===== Available data =====

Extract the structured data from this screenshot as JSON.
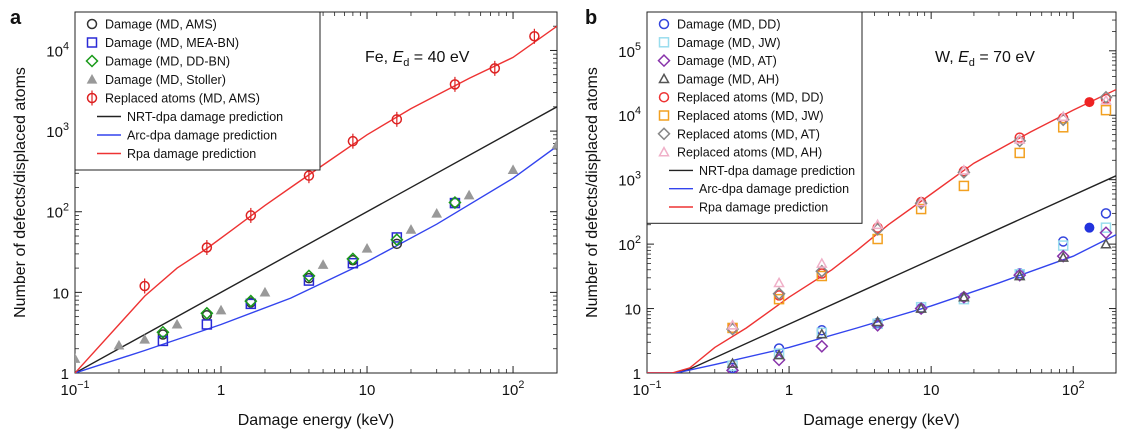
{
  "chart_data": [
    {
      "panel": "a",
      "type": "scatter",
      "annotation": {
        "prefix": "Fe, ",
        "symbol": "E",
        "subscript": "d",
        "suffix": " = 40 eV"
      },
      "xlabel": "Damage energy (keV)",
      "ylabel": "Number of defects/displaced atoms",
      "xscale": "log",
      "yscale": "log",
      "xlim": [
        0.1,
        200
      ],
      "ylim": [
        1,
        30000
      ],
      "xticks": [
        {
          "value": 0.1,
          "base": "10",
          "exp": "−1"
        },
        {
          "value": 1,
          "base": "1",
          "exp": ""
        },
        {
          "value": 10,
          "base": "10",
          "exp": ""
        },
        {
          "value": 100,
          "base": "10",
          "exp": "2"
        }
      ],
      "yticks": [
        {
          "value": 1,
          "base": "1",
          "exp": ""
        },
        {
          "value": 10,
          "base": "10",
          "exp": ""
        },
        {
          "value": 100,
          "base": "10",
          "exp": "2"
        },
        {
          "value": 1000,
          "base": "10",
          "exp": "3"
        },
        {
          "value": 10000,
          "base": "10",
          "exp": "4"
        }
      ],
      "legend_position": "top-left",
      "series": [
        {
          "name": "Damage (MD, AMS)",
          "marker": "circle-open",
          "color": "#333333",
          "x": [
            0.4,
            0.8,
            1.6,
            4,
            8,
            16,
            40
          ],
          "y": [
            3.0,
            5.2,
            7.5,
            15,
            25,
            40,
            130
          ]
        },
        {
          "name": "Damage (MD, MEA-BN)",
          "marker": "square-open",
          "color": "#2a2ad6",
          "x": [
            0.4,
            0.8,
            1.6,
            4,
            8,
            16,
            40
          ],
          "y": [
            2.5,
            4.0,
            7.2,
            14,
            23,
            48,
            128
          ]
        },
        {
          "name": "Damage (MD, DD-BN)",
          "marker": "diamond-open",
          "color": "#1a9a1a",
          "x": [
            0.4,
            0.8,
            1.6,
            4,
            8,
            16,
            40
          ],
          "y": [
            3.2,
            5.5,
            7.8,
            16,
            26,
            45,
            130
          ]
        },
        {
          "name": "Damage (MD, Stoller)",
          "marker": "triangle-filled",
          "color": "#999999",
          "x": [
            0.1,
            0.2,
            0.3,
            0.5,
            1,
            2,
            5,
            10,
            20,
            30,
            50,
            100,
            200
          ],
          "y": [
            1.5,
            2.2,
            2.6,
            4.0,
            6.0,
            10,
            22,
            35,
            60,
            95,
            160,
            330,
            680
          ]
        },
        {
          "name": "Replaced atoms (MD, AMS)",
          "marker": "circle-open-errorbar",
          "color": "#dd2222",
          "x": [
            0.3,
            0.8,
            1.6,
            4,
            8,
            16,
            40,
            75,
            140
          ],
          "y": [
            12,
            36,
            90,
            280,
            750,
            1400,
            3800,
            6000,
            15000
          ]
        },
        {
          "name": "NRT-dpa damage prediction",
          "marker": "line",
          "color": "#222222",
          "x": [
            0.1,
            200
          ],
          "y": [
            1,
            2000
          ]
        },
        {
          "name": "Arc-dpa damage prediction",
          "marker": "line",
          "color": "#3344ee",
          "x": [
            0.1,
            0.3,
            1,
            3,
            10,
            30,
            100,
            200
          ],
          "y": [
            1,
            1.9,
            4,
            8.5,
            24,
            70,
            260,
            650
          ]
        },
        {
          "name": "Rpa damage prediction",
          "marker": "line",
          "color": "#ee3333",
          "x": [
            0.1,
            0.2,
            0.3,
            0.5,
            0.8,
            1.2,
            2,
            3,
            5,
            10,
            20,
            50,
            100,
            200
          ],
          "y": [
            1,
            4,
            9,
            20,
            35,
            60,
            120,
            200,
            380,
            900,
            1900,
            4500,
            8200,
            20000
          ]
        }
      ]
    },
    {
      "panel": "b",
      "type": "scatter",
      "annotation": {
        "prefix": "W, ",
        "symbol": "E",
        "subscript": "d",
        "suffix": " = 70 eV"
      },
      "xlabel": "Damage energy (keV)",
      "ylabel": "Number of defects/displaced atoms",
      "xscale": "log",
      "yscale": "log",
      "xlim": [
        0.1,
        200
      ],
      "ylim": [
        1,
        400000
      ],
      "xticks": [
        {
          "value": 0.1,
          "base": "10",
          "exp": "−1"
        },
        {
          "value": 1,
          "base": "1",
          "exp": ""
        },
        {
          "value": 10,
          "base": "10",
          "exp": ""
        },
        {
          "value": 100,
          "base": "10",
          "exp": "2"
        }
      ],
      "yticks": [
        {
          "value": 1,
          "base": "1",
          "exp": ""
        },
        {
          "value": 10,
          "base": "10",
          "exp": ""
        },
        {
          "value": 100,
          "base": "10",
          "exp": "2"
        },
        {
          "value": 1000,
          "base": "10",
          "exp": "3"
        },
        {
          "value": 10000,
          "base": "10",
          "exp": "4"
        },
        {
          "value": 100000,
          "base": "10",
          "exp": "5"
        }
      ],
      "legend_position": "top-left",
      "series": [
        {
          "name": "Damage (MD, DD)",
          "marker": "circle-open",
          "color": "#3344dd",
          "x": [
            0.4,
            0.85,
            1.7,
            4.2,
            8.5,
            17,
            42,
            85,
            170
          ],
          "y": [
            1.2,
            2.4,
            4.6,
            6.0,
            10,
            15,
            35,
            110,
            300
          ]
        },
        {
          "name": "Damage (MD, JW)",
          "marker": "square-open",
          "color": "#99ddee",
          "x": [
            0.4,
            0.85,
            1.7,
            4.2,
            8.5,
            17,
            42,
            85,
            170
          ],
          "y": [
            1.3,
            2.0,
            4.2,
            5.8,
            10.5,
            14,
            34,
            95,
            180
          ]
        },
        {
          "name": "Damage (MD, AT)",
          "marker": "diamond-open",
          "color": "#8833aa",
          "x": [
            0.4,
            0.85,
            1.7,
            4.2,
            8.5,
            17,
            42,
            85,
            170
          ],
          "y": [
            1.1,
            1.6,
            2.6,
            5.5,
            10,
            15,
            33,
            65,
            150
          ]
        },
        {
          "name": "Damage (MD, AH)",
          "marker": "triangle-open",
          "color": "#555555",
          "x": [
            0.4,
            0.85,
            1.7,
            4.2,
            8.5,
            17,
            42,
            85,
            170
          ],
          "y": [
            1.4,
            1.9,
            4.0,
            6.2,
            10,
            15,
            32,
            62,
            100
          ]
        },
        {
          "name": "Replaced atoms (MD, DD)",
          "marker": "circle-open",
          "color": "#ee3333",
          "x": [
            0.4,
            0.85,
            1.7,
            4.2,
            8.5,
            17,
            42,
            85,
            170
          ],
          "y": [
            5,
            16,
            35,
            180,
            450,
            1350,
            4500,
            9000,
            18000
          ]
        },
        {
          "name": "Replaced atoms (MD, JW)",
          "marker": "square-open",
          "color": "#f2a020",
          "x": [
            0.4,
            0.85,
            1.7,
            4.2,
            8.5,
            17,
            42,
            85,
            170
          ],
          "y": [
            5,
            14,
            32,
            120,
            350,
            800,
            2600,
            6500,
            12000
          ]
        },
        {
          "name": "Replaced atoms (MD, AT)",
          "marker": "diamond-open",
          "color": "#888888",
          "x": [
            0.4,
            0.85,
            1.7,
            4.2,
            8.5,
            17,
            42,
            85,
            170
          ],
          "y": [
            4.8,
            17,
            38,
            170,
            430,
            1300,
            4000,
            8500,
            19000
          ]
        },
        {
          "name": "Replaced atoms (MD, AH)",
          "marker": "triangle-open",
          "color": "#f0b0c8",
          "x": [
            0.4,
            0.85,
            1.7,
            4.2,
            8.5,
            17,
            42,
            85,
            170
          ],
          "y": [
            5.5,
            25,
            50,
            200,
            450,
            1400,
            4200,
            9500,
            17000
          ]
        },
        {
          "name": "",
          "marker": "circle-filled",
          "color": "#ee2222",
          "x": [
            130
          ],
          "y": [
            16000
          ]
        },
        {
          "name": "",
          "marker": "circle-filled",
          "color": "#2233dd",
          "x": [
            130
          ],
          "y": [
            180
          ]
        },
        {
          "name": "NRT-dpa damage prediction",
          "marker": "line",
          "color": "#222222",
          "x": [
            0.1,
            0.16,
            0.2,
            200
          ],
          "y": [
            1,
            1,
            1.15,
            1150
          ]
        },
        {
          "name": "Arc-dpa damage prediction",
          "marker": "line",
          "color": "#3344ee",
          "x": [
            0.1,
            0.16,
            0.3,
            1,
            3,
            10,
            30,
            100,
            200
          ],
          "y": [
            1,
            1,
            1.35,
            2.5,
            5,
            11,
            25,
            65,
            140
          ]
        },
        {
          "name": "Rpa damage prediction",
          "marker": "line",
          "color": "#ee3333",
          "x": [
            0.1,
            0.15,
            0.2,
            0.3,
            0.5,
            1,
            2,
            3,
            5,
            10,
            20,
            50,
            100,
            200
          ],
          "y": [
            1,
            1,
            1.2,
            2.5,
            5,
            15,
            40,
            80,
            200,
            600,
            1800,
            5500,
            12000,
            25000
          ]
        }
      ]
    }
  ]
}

=====
===== Available data =====

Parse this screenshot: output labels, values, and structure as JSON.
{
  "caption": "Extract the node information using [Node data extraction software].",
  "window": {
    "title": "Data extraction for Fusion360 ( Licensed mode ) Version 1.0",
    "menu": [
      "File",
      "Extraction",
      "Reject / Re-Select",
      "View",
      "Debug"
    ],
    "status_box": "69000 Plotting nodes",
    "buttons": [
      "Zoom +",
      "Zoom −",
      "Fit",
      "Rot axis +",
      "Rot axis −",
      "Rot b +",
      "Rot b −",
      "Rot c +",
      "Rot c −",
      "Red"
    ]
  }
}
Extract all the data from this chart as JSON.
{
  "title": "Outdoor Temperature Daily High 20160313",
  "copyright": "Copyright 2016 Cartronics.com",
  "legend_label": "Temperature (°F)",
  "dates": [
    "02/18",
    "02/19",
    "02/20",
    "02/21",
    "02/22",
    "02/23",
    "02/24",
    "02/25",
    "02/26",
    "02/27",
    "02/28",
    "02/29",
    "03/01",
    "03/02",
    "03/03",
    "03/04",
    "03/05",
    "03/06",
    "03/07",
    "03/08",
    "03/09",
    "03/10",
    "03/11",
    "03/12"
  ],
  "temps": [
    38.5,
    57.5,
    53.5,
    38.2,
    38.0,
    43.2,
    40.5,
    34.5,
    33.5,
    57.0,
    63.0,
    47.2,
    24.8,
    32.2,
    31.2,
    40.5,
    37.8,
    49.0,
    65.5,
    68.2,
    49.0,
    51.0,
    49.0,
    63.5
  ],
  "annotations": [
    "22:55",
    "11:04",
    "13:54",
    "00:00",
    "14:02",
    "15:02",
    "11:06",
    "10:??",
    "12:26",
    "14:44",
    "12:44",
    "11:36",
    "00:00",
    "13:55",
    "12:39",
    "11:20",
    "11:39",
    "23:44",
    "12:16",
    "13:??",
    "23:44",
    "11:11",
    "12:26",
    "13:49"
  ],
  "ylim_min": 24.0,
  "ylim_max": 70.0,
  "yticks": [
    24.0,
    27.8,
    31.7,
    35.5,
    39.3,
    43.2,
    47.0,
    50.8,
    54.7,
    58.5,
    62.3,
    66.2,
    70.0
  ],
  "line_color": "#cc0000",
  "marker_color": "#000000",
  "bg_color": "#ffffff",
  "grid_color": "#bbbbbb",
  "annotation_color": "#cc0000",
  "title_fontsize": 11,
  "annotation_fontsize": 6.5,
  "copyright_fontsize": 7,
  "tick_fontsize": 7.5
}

=====

◆ Problem details
Copy each line that contains the word "Replaced".

◆ Exercise solution
          "name": "Replaced atoms (MD, AMS)",
          "name": "Replaced atoms (MD, DD)",
          "name": "Replaced atoms (MD, JW)",
          "name": "Replaced atoms (MD, AT)",
          "name": "Replaced atoms (MD, AH)",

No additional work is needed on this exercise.